### WHAT TO WORK ON
Restate the data word for word and leave the images out.

---

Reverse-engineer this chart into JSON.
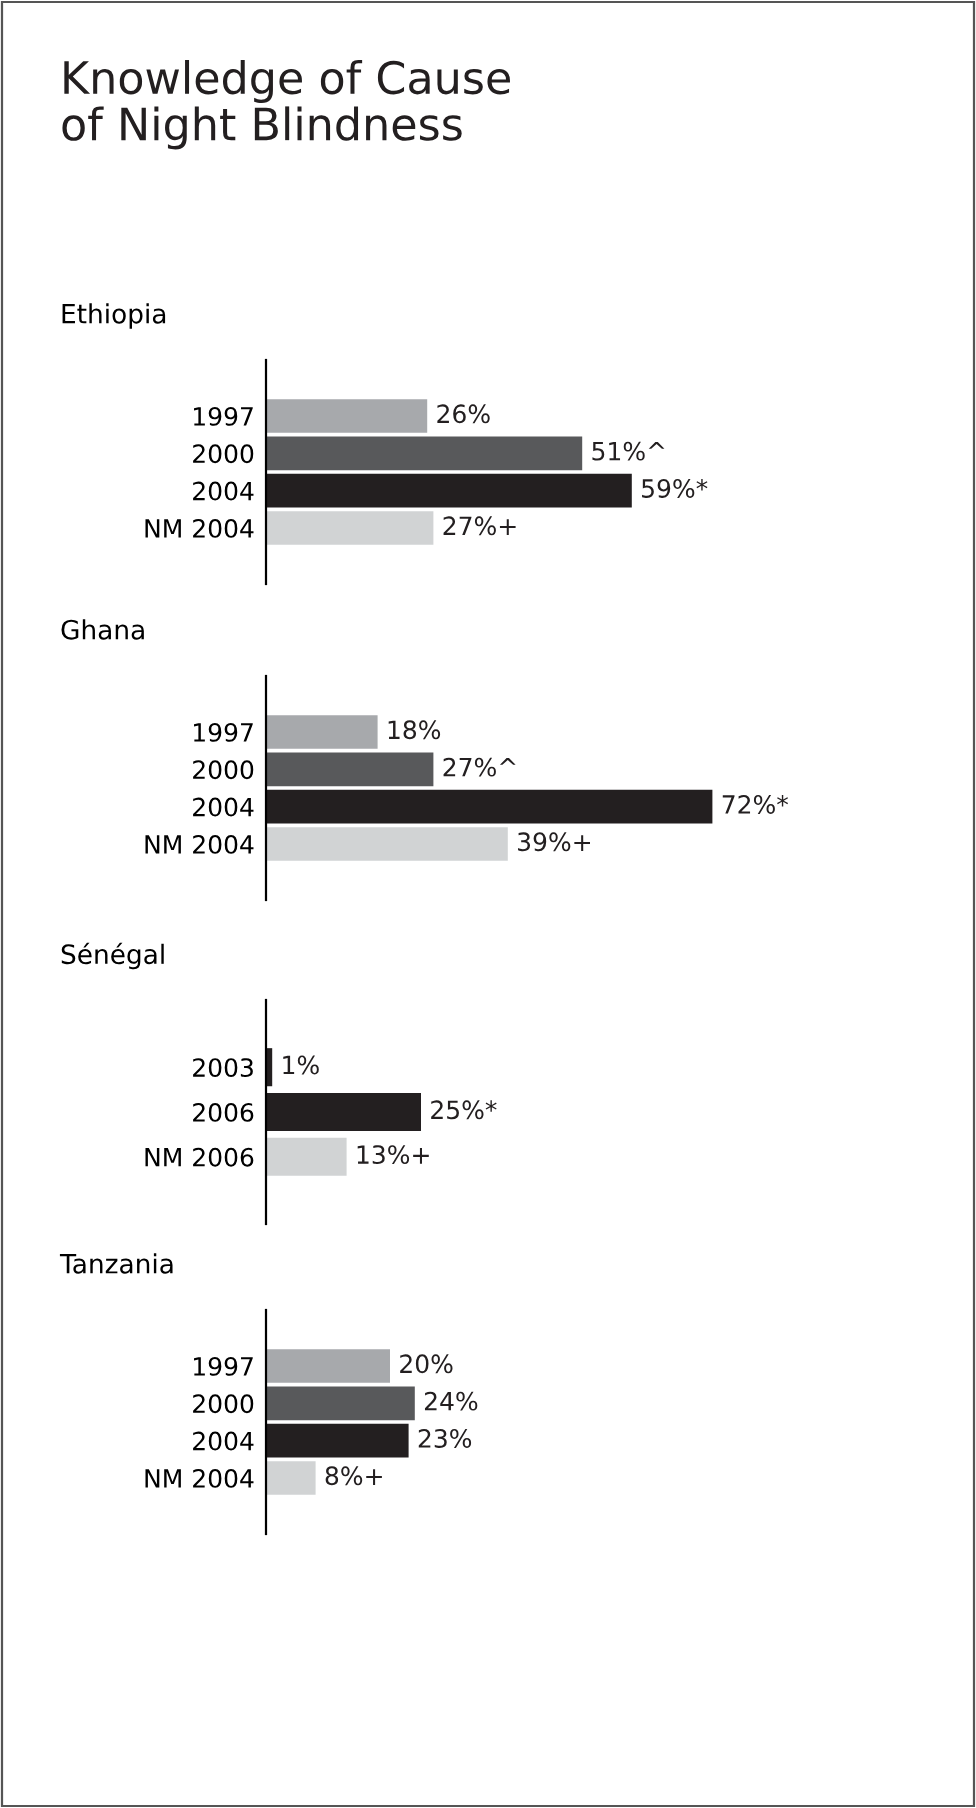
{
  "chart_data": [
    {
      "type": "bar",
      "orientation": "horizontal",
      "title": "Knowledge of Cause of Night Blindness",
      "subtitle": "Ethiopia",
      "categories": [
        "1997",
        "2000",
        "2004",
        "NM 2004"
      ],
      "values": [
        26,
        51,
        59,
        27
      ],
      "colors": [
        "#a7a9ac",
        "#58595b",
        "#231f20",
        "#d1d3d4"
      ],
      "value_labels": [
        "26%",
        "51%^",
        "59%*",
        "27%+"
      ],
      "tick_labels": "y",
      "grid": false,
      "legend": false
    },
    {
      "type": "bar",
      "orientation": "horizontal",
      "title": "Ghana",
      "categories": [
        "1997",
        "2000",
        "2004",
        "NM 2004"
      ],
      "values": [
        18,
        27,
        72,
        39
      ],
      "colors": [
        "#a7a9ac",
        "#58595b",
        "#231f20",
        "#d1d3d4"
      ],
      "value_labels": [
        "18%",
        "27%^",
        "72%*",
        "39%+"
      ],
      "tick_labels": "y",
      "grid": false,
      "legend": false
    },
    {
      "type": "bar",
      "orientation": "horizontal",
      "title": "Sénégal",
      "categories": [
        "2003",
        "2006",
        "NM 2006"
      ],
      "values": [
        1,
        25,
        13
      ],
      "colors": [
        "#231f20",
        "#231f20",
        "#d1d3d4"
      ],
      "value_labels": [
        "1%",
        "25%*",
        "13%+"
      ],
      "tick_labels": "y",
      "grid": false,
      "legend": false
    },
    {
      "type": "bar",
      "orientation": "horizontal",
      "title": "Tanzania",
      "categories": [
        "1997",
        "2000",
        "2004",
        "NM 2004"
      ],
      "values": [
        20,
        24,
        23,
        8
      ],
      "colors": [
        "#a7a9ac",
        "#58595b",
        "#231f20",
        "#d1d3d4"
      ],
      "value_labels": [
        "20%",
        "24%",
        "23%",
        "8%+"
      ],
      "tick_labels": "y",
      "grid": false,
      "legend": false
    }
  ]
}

---

### TASK RESULT
Reverse-engineer this chart into JSON.
{
  "chart_data": [
    {
      "type": "bar",
      "orientation": "horizontal",
      "title": "Knowledge of Cause of Night Blindness",
      "subtitle": "Ethiopia",
      "categories": [
        "1997",
        "2000",
        "2004",
        "NM 2004"
      ],
      "values": [
        26,
        51,
        59,
        27
      ],
      "colors": [
        "#a7a9ac",
        "#58595b",
        "#231f20",
        "#d1d3d4"
      ],
      "value_labels": [
        "26%",
        "51%^",
        "59%*",
        "27%+"
      ],
      "tick_labels": "y",
      "grid": false,
      "legend": false
    },
    {
      "type": "bar",
      "orientation": "horizontal",
      "title": "Ghana",
      "categories": [
        "1997",
        "2000",
        "2004",
        "NM 2004"
      ],
      "values": [
        18,
        27,
        72,
        39
      ],
      "colors": [
        "#a7a9ac",
        "#58595b",
        "#231f20",
        "#d1d3d4"
      ],
      "value_labels": [
        "18%",
        "27%^",
        "72%*",
        "39%+"
      ],
      "tick_labels": "y",
      "grid": false,
      "legend": false
    },
    {
      "type": "bar",
      "orientation": "horizontal",
      "title": "Sénégal",
      "categories": [
        "2003",
        "2006",
        "NM 2006"
      ],
      "values": [
        1,
        25,
        13
      ],
      "colors": [
        "#231f20",
        "#231f20",
        "#d1d3d4"
      ],
      "value_labels": [
        "1%",
        "25%*",
        "13%+"
      ],
      "tick_labels": "y",
      "grid": false,
      "legend": false
    },
    {
      "type": "bar",
      "orientation": "horizontal",
      "title": "Tanzania",
      "categories": [
        "1997",
        "2000",
        "2004",
        "NM 2004"
      ],
      "values": [
        20,
        24,
        23,
        8
      ],
      "colors": [
        "#a7a9ac",
        "#58595b",
        "#231f20",
        "#d1d3d4"
      ],
      "value_labels": [
        "20%",
        "24%",
        "23%",
        "8%+"
      ],
      "tick_labels": "y",
      "grid": false,
      "legend": false
    }
  ]
}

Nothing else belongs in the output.